Transcribe each line of the material as it is, and drop any picture.

**ENTRIES SHOWN:**
——————————
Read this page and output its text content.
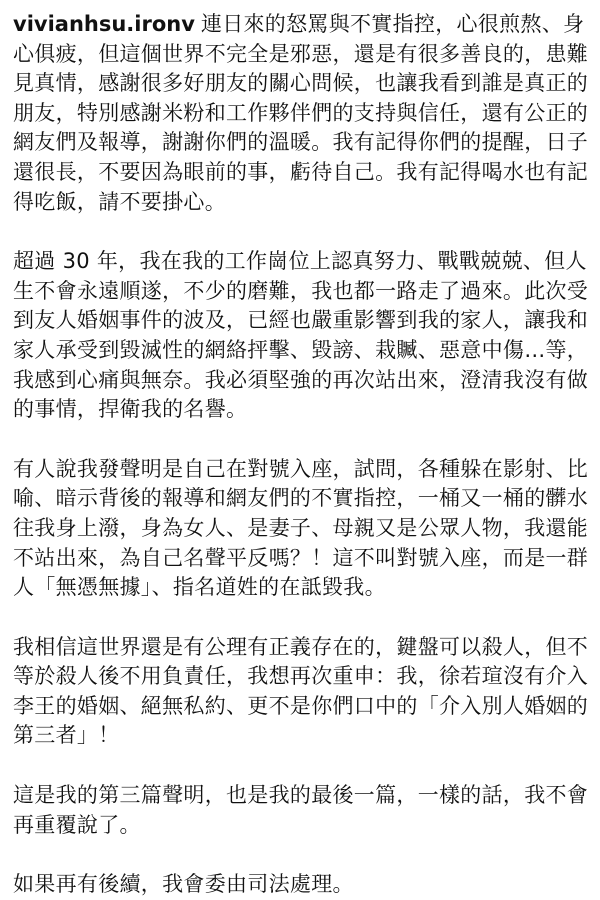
vivianhsu.ironv 連日來的怒罵與不實指控，心很煎熬、身心俱疲，但這個世界不完全是邪惡，還是有很多善良的，患難見真情，感謝很多好朋友的關心問候，也讓我看到誰是真正的朋友，特別感謝米粉和工作夥伴們的支持與信任，還有公正的網友們及報導，謝謝你們的溫暖。我有記得你們的提醒，日子還很長，不要因為眼前的事，虧待自己。我有記得喝水也有記得吃飯，請不要掛心。

超過 30 年，我在我的工作崗位上認真努力、戰戰兢兢、但人生不會永遠順遂，不少的磨難，我也都一路走了過來。此次受到友人婚姻事件的波及，已經也嚴重影響到我的家人，讓我和家人承受到毀滅性的網絡抨擊、毀謗、栽贓、惡意中傷…等，我感到心痛與無奈。我必須堅強的再次站出來，澄清我沒有做的事情，捍衛我的名譽。

有人說我發聲明是自己在對號入座，試問，各種躲在影射、比喻、暗示背後的報導和網友們的不實指控，一桶又一桶的髒水往我身上潑，身為女人、是妻子、母親又是公眾人物，我還能不站出來，為自己名聲平反嗎？！這不叫對號入座，而是一群人「無憑無據」、指名道姓的在詆毀我。

我相信這世界還是有公理有正義存在的，鍵盤可以殺人，但不等於殺人後不用負責任，我想再次重申：我，徐若瑄沒有介入李王的婚姻、絕無私約、更不是你們口中的「介入別人婚姻的第三者」！

這是我的第三篇聲明，也是我的最後一篇，一樣的話，我不會再重覆說了。

如果再有後續，我會委由司法處理。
——————————
**SOLUTION FOR THIS PROBLEM:**
Read this page and output its text content.
vivianhsu.ironv 連日來的怒罵與不實指控，心很煎熬、身心俱疲，但這個世界不完全是邪惡，還是有很多善良的，患難見真情，感謝很多好朋友的關心問候，也讓我看到誰是真正的朋友，特別感謝米粉和工作夥伴們的支持與信任，還有公正的網友們及報導，謝謝你們的溫暖。我有記得你們的提醒，日子還很長，不要因為眼前的事，虧待自己。我有記得喝水也有記得吃飯，請不要掛心。

超過 30 年，我在我的工作崗位上認真努力、戰戰兢兢、但人生不會永遠順遂，不少的磨難，我也都一路走了過來。此次受到友人婚姻事件的波及，已經也嚴重影響到我的家人，讓我和家人承受到毀滅性的網絡抨擊、毀謗、栽贓、惡意中傷…等，我感到心痛與無奈。我必須堅強的再次站出來，澄清我沒有做的事情，捍衛我的名譽。

有人說我發聲明是自己在對號入座，試問，各種躲在影射、比喻、暗示背後的報導和網友們的不實指控，一桶又一桶的髒水往我身上潑，身為女人、是妻子、母親又是公眾人物，我還能不站出來，為自己名聲平反嗎？！這不叫對號入座，而是一群人「無憑無據」、指名道姓的在詆毀我。

我相信這世界還是有公理有正義存在的，鍵盤可以殺人，但不等於殺人後不用負責任，我想再次重申：我，徐若瑄沒有介入李王的婚姻、絕無私約、更不是你們口中的「介入別人婚姻的第三者」！

這是我的第三篇聲明，也是我的最後一篇，一樣的話，我不會再重覆說了。

如果再有後續，我會委由司法處理。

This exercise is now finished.